*What is being asked*:
Copy out all of the material, matching it word for word.

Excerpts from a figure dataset

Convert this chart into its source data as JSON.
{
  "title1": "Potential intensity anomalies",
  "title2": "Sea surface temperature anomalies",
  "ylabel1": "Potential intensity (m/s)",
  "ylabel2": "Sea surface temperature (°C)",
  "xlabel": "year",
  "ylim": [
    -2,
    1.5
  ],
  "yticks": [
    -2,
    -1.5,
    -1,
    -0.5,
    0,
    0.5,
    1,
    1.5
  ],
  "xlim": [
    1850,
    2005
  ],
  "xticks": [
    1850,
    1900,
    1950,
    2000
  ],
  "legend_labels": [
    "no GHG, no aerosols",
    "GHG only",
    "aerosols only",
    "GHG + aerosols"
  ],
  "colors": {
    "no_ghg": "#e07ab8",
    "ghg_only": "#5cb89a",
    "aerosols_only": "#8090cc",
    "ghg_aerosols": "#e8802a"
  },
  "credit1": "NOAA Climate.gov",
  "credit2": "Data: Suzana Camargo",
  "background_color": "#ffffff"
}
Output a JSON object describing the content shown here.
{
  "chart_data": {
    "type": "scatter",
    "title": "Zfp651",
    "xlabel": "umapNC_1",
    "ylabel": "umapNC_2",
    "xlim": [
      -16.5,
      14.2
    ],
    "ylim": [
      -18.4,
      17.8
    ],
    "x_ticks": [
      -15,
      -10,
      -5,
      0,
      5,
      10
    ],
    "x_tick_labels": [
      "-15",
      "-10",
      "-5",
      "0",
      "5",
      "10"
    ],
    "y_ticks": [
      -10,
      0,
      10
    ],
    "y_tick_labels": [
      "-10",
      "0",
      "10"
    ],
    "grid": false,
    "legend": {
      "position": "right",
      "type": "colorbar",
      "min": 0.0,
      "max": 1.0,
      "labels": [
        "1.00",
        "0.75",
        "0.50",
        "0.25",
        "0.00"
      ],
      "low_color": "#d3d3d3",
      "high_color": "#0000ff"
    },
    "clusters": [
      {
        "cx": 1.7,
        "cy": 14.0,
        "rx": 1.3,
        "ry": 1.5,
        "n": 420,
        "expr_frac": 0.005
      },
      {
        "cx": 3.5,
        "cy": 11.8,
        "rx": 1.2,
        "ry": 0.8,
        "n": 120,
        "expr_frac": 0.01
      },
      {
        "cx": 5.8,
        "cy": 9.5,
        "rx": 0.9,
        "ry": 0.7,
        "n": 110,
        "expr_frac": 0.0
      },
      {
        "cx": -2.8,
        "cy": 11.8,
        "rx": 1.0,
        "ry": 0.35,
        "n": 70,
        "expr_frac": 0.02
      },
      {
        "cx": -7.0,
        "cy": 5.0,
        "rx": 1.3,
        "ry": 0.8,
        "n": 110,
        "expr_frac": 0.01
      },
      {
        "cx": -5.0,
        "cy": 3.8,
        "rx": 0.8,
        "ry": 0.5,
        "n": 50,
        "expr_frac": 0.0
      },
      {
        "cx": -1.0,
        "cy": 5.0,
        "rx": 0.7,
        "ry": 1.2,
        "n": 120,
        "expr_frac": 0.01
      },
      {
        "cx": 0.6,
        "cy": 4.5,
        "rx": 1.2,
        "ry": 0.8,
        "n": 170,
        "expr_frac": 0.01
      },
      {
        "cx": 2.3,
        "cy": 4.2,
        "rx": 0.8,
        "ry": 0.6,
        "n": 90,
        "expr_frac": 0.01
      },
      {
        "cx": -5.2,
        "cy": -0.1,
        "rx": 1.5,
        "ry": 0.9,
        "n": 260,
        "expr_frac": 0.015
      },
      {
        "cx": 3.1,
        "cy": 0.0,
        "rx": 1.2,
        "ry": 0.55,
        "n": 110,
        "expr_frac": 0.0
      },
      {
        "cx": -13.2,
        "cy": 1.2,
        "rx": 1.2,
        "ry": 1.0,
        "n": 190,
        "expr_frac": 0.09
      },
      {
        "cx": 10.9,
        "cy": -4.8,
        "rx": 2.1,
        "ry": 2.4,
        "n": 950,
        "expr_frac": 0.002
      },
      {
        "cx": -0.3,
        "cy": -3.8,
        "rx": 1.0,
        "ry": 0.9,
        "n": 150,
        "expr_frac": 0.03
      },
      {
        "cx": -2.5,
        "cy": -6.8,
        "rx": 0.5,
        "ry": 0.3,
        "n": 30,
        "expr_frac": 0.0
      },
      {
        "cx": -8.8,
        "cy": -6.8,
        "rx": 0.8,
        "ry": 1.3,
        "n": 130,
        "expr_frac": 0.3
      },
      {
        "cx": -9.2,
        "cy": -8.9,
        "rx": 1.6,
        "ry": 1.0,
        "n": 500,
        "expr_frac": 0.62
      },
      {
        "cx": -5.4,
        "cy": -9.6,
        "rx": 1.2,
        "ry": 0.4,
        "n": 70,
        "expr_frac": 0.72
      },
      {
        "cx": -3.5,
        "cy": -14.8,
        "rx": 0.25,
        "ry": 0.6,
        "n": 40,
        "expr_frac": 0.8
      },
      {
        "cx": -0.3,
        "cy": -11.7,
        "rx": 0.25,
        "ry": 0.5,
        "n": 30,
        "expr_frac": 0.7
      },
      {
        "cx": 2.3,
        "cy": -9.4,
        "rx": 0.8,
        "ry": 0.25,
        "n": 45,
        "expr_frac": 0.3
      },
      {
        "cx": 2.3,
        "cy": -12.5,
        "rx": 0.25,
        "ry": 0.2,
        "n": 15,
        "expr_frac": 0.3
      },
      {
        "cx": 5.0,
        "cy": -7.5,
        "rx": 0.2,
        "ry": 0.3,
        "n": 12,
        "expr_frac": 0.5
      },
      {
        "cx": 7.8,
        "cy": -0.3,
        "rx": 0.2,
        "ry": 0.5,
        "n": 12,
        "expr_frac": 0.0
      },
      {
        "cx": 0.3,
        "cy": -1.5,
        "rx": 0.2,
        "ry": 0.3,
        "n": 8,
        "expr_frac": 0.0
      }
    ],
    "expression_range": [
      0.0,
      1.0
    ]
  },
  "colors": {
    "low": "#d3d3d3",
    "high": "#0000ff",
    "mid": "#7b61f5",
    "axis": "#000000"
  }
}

*Task output*:
Convert this chart into its source data as JSON.
{
  "title1": "Potential intensity anomalies",
  "title2": "Sea surface temperature anomalies",
  "ylabel1": "Potential intensity (m/s)",
  "ylabel2": "Sea surface temperature (°C)",
  "xlabel": "year",
  "ylim": [
    -2,
    1.5
  ],
  "yticks": [
    -2,
    -1.5,
    -1,
    -0.5,
    0,
    0.5,
    1,
    1.5
  ],
  "xlim": [
    1850,
    2005
  ],
  "xticks": [
    1850,
    1900,
    1950,
    2000
  ],
  "legend_labels": [
    "no GHG, no aerosols",
    "GHG only",
    "aerosols only",
    "GHG + aerosols"
  ],
  "colors": {
    "no_ghg": "#e07ab8",
    "ghg_only": "#5cb89a",
    "aerosols_only": "#8090cc",
    "ghg_aerosols": "#e8802a"
  },
  "credit1": "NOAA Climate.gov",
  "credit2": "Data: Suzana Camargo",
  "background_color": "#ffffff"
}
Output a JSON object describing the content shown here.
{
  "chart_data": {
    "type": "scatter",
    "title": "Zfp651",
    "xlabel": "umapNC_1",
    "ylabel": "umapNC_2",
    "xlim": [
      -16.5,
      14.2
    ],
    "ylim": [
      -18.4,
      17.8
    ],
    "x_ticks": [
      -15,
      -10,
      -5,
      0,
      5,
      10
    ],
    "x_tick_labels": [
      "-15",
      "-10",
      "-5",
      "0",
      "5",
      "10"
    ],
    "y_ticks": [
      -10,
      0,
      10
    ],
    "y_tick_labels": [
      "-10",
      "0",
      "10"
    ],
    "grid": false,
    "legend": {
      "position": "right",
      "type": "colorbar",
      "min": 0.0,
      "max": 1.0,
      "labels": [
        "1.00",
        "0.75",
        "0.50",
        "0.25",
        "0.00"
      ],
      "low_color": "#d3d3d3",
      "high_color": "#0000ff"
    },
    "clusters": [
      {
        "cx": 1.7,
        "cy": 14.0,
        "rx": 1.3,
        "ry": 1.5,
        "n": 420,
        "expr_frac": 0.005
      },
      {
        "cx": 3.5,
        "cy": 11.8,
        "rx": 1.2,
        "ry": 0.8,
        "n": 120,
        "expr_frac": 0.01
      },
      {
        "cx": 5.8,
        "cy": 9.5,
        "rx": 0.9,
        "ry": 0.7,
        "n": 110,
        "expr_frac": 0.0
      },
      {
        "cx": -2.8,
        "cy": 11.8,
        "rx": 1.0,
        "ry": 0.35,
        "n": 70,
        "expr_frac": 0.02
      },
      {
        "cx": -7.0,
        "cy": 5.0,
        "rx": 1.3,
        "ry": 0.8,
        "n": 110,
        "expr_frac": 0.01
      },
      {
        "cx": -5.0,
        "cy": 3.8,
        "rx": 0.8,
        "ry": 0.5,
        "n": 50,
        "expr_frac": 0.0
      },
      {
        "cx": -1.0,
        "cy": 5.0,
        "rx": 0.7,
        "ry": 1.2,
        "n": 120,
        "expr_frac": 0.01
      },
      {
        "cx": 0.6,
        "cy": 4.5,
        "rx": 1.2,
        "ry": 0.8,
        "n": 170,
        "expr_frac": 0.01
      },
      {
        "cx": 2.3,
        "cy": 4.2,
        "rx": 0.8,
        "ry": 0.6,
        "n": 90,
        "expr_frac": 0.01
      },
      {
        "cx": -5.2,
        "cy": -0.1,
        "rx": 1.5,
        "ry": 0.9,
        "n": 260,
        "expr_frac": 0.015
      },
      {
        "cx": 3.1,
        "cy": 0.0,
        "rx": 1.2,
        "ry": 0.55,
        "n": 110,
        "expr_frac": 0.0
      },
      {
        "cx": -13.2,
        "cy": 1.2,
        "rx": 1.2,
        "ry": 1.0,
        "n": 190,
        "expr_frac": 0.09
      },
      {
        "cx": 10.9,
        "cy": -4.8,
        "rx": 2.1,
        "ry": 2.4,
        "n": 950,
        "expr_frac": 0.002
      },
      {
        "cx": -0.3,
        "cy": -3.8,
        "rx": 1.0,
        "ry": 0.9,
        "n": 150,
        "expr_frac": 0.03
      },
      {
        "cx": -2.5,
        "cy": -6.8,
        "rx": 0.5,
        "ry": 0.3,
        "n": 30,
        "expr_frac": 0.0
      },
      {
        "cx": -8.8,
        "cy": -6.8,
        "rx": 0.8,
        "ry": 1.3,
        "n": 130,
        "expr_frac": 0.3
      },
      {
        "cx": -9.2,
        "cy": -8.9,
        "rx": 1.6,
        "ry": 1.0,
        "n": 500,
        "expr_frac": 0.62
      },
      {
        "cx": -5.4,
        "cy": -9.6,
        "rx": 1.2,
        "ry": 0.4,
        "n": 70,
        "expr_frac": 0.72
      },
      {
        "cx": -3.5,
        "cy": -14.8,
        "rx": 0.25,
        "ry": 0.6,
        "n": 40,
        "expr_frac": 0.8
      },
      {
        "cx": -0.3,
        "cy": -11.7,
        "rx": 0.25,
        "ry": 0.5,
        "n": 30,
        "expr_frac": 0.7
      },
      {
        "cx": 2.3,
        "cy": -9.4,
        "rx": 0.8,
        "ry": 0.25,
        "n": 45,
        "expr_frac": 0.3
      },
      {
        "cx": 2.3,
        "cy": -12.5,
        "rx": 0.25,
        "ry": 0.2,
        "n": 15,
        "expr_frac": 0.3
      },
      {
        "cx": 5.0,
        "cy": -7.5,
        "rx": 0.2,
        "ry": 0.3,
        "n": 12,
        "expr_frac": 0.5
      },
      {
        "cx": 7.8,
        "cy": -0.3,
        "rx": 0.2,
        "ry": 0.5,
        "n": 12,
        "expr_frac": 0.0
      },
      {
        "cx": 0.3,
        "cy": -1.5,
        "rx": 0.2,
        "ry": 0.3,
        "n": 8,
        "expr_frac": 0.0
      }
    ],
    "expression_range": [
      0.0,
      1.0
    ]
  },
  "colors": {
    "low": "#d3d3d3",
    "high": "#0000ff",
    "mid": "#7b61f5",
    "axis": "#000000"
  }
}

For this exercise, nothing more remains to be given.